Items from a data source:
━━━

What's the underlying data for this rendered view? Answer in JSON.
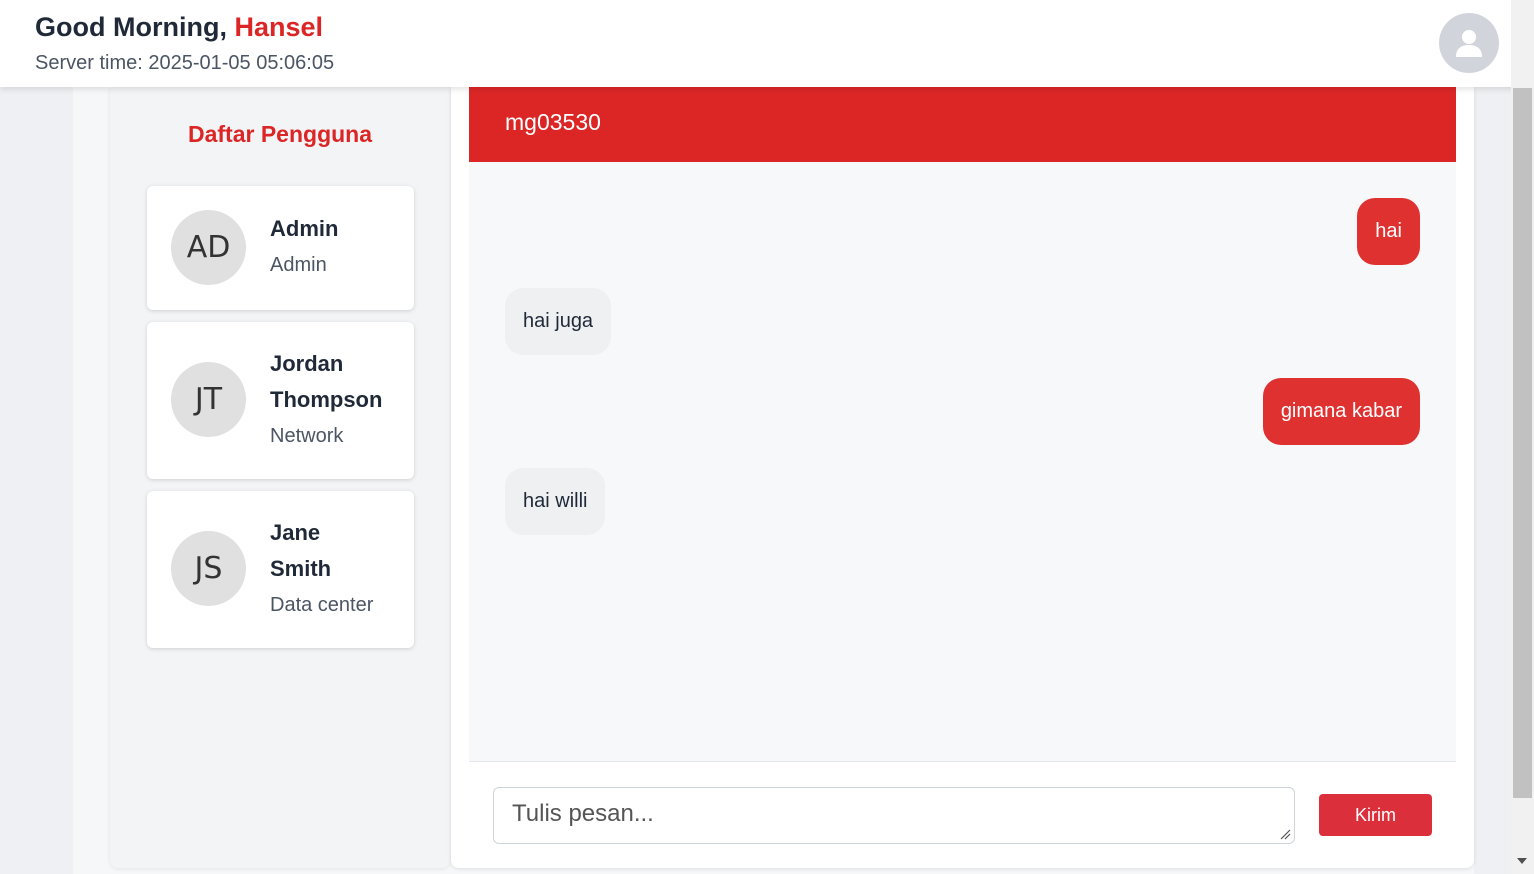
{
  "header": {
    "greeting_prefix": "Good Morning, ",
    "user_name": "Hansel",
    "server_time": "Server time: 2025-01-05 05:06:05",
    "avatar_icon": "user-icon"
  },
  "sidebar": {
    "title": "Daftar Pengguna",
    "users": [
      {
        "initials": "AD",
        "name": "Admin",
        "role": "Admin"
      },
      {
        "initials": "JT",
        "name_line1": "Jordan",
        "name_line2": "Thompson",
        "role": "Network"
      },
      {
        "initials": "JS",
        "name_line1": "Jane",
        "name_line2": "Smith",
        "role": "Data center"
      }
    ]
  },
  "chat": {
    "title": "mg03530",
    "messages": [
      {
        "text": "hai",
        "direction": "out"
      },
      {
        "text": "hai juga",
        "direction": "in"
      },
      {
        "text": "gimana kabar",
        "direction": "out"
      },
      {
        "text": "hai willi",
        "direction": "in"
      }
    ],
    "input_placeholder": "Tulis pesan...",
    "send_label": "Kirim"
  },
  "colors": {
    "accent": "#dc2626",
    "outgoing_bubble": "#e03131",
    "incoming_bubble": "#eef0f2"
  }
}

━━━

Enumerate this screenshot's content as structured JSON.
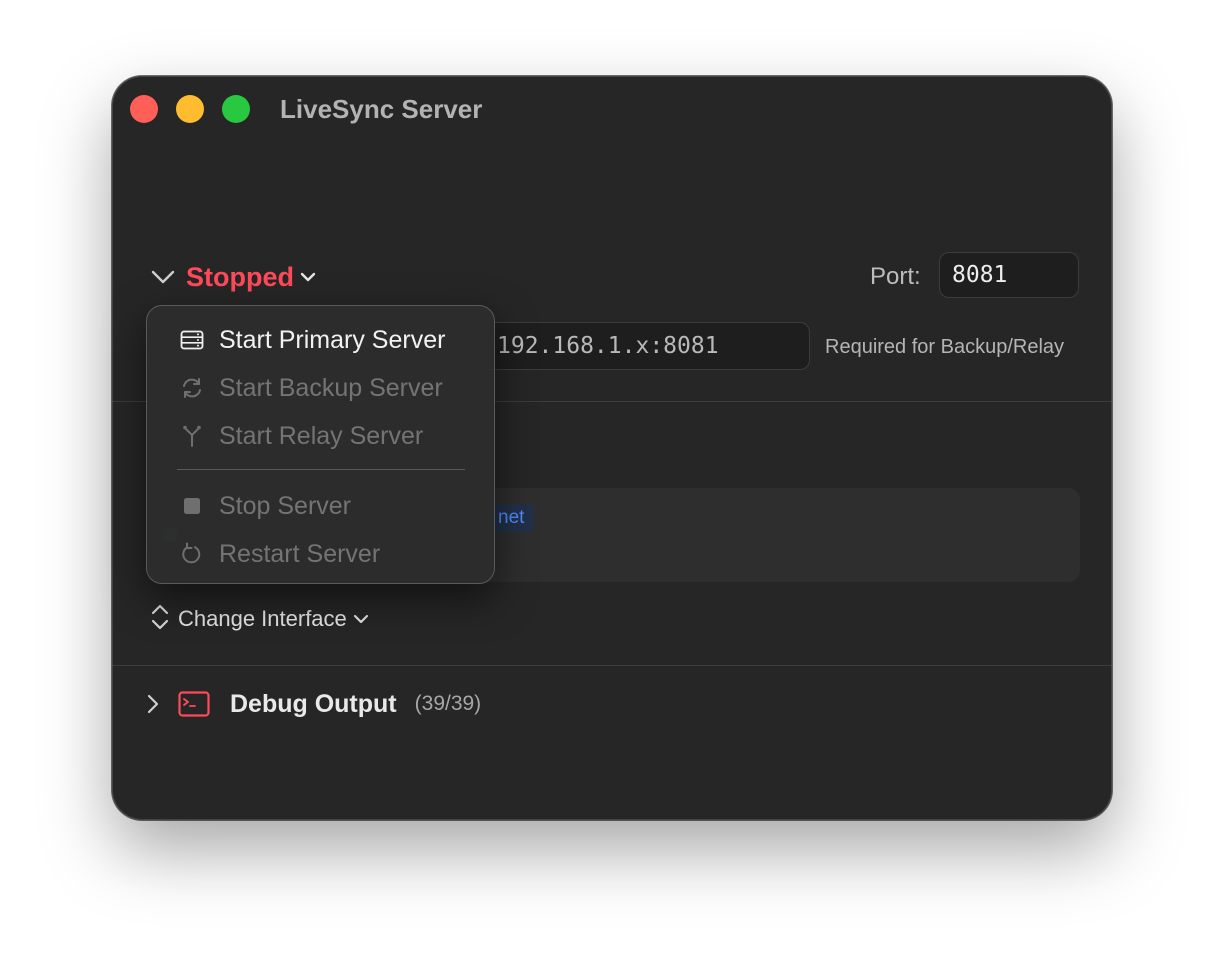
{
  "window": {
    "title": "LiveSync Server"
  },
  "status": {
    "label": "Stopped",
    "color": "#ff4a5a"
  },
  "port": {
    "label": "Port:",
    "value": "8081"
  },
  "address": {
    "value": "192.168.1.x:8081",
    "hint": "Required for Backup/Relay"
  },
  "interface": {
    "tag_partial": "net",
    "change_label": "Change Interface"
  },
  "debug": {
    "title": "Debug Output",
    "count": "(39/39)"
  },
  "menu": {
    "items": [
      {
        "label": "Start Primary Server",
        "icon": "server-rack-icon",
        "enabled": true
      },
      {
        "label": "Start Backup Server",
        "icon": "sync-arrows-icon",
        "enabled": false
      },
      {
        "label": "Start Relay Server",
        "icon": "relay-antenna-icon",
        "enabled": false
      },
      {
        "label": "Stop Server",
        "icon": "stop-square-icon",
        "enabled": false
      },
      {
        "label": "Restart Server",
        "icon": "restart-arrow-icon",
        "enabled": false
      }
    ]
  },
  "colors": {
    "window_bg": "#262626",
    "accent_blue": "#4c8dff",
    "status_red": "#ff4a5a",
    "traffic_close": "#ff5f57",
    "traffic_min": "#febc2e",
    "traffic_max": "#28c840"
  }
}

━━━

*SHORT EXERCISE*. Only a number is wanted here: how many lines in the data above include the string "icon"?

*FINAL RESULT*. 6